_What the exercise asks:_ Identify each line below containing the string "invoice" and copy it.

++++ Given data

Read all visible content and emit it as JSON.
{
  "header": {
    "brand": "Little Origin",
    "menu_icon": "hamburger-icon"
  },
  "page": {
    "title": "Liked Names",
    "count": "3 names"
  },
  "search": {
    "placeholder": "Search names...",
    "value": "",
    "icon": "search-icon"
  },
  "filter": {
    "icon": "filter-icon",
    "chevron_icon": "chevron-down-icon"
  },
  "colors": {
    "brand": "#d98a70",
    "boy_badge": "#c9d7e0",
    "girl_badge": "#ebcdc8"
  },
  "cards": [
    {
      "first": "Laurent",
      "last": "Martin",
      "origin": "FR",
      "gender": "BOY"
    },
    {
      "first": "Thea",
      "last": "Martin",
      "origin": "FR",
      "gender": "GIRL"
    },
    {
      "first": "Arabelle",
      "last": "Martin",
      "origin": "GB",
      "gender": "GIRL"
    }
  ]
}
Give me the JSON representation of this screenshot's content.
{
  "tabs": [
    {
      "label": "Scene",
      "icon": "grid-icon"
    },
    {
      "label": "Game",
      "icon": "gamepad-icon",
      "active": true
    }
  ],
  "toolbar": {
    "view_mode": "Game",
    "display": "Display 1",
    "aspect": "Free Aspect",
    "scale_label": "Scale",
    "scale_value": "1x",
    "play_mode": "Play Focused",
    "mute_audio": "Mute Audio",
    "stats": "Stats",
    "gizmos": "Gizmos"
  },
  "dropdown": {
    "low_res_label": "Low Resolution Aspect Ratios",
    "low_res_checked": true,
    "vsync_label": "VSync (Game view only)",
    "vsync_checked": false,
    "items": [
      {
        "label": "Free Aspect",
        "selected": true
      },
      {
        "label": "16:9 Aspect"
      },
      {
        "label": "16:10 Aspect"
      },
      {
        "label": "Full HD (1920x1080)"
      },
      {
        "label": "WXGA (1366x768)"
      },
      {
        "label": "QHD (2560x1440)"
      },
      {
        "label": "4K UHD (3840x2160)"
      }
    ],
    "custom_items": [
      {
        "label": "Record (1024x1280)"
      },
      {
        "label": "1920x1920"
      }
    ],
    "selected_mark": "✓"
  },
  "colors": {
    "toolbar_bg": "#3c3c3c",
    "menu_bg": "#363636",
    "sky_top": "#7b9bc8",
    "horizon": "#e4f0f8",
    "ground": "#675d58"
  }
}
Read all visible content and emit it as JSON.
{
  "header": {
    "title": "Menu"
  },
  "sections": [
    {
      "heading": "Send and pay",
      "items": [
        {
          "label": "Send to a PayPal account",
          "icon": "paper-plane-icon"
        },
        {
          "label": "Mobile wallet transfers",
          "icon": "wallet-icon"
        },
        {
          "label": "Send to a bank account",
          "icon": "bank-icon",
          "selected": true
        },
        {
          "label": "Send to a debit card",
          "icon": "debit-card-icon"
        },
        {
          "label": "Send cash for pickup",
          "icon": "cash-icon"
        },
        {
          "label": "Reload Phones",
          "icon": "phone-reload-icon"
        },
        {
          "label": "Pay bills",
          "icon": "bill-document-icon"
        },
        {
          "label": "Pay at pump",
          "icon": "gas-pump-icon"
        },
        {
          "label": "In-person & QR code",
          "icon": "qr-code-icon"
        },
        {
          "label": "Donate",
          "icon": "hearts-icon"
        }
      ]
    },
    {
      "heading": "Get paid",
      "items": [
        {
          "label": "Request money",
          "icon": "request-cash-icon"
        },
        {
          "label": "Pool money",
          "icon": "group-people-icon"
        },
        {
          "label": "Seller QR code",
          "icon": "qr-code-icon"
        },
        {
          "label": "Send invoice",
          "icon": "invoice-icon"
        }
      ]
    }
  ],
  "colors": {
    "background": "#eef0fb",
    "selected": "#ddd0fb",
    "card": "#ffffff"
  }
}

++++++++

_Solution to the exercise:_
          "label": "Send invoice",
          "icon": "invoice-icon"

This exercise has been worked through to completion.